### Record set
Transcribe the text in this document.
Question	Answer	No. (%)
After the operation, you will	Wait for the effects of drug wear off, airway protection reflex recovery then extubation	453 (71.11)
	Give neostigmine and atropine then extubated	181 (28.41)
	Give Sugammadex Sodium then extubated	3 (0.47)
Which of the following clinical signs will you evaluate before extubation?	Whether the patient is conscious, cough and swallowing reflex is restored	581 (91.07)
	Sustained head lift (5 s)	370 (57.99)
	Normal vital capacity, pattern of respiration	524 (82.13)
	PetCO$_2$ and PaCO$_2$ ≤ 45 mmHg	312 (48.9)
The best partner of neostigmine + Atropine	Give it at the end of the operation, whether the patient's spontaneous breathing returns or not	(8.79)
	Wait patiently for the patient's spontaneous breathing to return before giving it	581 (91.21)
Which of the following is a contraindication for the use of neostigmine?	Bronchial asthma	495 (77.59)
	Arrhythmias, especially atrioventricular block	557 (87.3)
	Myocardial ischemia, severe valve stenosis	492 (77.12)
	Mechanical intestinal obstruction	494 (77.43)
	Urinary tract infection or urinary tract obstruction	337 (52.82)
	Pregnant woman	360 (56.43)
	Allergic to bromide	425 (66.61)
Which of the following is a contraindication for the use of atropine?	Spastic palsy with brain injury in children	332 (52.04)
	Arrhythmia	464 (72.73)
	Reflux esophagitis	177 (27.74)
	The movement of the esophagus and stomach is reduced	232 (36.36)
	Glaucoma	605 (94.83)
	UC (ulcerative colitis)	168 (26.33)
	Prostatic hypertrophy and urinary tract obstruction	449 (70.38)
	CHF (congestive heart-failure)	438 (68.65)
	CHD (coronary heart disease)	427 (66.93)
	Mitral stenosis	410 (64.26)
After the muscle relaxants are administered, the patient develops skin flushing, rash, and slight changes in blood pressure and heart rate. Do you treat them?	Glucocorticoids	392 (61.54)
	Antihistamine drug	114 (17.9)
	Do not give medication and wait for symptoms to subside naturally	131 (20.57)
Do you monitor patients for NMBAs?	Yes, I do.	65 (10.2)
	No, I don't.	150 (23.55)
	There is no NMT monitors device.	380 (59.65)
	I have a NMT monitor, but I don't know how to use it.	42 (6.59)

### Exercise goal
Look over the entries above. Copy every line that contains the word "spontaneous".

### Output of the exercise
The best partner of neostigmine + Atropine	Give it at the end of the operation, whether the patient's spontaneous breathing returns or not	(8.79)
	Wait patiently for the patient's spontaneous breathing to return before giving it	581 (91.21)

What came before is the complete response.